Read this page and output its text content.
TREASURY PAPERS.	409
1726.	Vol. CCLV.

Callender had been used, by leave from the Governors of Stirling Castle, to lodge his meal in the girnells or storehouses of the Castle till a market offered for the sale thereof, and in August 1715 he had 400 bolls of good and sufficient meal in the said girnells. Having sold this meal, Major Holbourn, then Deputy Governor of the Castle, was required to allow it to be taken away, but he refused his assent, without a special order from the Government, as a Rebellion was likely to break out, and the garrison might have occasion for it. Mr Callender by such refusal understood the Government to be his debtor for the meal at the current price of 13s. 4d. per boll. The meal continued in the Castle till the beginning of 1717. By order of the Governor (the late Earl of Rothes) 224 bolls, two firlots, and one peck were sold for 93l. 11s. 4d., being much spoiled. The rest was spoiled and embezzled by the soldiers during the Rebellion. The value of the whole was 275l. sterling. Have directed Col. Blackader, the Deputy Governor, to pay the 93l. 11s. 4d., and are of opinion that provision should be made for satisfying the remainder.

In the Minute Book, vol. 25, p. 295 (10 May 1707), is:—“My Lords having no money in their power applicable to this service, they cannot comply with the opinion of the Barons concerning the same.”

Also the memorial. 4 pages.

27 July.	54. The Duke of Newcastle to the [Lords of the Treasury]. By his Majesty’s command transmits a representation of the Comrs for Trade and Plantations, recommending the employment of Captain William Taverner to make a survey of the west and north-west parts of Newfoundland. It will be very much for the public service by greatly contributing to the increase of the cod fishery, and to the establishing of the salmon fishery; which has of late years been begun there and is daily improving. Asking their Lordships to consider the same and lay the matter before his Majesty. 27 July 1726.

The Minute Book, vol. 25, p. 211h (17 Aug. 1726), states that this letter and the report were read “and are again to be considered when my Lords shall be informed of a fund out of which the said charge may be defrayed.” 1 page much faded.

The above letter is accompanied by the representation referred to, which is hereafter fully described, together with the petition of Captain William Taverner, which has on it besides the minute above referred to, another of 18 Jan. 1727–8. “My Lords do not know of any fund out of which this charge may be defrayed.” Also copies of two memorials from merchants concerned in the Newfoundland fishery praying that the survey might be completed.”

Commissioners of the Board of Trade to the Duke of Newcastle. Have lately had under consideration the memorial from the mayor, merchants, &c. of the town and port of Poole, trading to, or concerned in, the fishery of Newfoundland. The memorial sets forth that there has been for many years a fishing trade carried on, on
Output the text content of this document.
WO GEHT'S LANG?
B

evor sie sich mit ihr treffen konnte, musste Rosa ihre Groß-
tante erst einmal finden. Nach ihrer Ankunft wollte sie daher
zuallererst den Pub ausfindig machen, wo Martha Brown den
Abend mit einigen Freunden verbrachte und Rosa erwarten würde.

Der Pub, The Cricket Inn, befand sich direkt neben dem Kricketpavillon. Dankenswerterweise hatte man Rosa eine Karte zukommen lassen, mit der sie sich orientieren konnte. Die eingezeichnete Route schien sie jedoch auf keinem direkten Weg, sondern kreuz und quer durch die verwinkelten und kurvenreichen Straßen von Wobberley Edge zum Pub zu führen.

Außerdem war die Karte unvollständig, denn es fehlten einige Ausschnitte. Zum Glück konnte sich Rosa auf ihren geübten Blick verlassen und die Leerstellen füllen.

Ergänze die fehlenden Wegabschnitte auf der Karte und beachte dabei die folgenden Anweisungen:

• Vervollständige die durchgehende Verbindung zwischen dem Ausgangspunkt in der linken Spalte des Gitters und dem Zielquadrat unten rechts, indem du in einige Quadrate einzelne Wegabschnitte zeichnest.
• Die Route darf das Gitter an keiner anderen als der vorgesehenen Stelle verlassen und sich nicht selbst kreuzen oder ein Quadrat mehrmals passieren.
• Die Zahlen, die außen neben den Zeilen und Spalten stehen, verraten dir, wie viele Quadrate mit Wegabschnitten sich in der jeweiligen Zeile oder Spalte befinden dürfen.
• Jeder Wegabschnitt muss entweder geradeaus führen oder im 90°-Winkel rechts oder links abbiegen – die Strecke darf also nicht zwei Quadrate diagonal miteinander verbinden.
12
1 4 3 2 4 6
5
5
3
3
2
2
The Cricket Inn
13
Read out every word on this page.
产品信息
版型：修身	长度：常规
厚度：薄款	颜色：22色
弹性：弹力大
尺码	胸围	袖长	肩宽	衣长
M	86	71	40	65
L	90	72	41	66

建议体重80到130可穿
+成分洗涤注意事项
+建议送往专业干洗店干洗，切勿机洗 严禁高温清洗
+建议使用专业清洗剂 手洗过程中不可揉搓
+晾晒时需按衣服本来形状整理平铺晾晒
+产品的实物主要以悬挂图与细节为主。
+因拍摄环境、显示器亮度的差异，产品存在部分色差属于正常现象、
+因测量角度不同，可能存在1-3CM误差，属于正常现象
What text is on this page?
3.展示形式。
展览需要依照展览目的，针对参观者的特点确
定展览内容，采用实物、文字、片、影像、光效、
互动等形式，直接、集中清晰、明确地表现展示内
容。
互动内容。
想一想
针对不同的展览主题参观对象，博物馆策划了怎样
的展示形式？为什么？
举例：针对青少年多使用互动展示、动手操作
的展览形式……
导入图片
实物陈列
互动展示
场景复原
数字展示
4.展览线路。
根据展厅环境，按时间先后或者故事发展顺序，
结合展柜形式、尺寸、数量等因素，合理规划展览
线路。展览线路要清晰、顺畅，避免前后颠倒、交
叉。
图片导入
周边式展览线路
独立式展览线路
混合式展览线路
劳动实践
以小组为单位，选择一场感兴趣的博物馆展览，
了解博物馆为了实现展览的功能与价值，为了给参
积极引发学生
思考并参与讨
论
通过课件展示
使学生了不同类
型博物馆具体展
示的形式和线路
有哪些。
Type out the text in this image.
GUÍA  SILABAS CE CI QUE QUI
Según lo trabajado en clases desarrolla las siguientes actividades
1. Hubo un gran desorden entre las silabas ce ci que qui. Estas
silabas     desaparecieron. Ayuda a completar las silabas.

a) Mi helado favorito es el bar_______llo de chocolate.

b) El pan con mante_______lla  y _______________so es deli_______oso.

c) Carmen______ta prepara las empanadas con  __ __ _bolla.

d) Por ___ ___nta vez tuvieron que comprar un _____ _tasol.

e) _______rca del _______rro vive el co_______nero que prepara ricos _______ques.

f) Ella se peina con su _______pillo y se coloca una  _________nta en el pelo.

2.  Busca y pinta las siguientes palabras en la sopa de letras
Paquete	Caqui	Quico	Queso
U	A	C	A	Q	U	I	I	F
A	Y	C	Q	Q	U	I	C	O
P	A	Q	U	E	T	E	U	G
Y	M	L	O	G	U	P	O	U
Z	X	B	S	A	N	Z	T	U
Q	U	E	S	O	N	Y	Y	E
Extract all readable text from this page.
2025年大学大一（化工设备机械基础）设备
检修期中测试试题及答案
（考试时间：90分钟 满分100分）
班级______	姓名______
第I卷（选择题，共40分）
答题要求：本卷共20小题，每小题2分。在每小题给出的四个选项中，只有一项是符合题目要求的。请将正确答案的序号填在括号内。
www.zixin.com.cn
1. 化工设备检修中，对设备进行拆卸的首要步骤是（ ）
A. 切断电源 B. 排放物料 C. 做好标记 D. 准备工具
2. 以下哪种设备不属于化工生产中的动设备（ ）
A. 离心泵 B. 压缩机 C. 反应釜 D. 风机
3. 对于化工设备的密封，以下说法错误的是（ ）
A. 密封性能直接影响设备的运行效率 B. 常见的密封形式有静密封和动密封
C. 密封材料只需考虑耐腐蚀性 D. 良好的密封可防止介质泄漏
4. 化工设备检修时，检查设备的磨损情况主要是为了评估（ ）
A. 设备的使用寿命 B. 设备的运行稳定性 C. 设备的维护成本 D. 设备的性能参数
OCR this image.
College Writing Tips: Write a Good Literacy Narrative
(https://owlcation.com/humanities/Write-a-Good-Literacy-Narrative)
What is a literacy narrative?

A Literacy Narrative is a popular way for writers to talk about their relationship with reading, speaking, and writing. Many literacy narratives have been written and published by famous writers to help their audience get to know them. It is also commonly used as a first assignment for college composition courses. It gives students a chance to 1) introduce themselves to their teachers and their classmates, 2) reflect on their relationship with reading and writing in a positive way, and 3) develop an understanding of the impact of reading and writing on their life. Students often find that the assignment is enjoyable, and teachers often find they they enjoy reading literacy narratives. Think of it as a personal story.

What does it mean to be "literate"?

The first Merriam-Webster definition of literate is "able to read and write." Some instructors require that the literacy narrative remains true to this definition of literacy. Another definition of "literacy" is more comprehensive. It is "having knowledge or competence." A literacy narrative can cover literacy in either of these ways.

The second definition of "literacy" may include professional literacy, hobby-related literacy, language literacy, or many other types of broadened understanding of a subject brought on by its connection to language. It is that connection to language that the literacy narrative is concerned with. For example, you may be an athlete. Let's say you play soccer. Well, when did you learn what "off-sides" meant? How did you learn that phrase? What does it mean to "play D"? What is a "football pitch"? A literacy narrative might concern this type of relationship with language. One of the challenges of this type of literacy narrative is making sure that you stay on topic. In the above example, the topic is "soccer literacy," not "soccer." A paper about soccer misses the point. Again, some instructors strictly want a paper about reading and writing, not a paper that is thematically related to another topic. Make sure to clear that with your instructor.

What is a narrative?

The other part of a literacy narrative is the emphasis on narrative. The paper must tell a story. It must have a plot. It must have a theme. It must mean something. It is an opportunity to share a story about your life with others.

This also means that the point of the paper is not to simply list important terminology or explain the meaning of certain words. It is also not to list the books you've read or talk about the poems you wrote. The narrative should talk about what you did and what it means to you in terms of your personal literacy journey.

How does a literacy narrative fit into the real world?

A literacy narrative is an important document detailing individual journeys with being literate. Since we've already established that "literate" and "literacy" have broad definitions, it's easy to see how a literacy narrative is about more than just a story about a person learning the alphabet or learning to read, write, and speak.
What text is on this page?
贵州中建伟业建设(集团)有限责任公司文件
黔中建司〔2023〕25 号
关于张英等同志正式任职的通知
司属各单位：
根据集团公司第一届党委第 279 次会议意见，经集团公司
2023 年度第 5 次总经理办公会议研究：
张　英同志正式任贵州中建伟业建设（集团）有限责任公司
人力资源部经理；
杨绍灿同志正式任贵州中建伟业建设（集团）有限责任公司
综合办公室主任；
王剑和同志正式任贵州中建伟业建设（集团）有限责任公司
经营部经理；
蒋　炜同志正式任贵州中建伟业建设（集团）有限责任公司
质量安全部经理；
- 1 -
::::
__Directions for this task__
Provide only the count of lines in the data above that include the string "nicht".

__Full solution__
2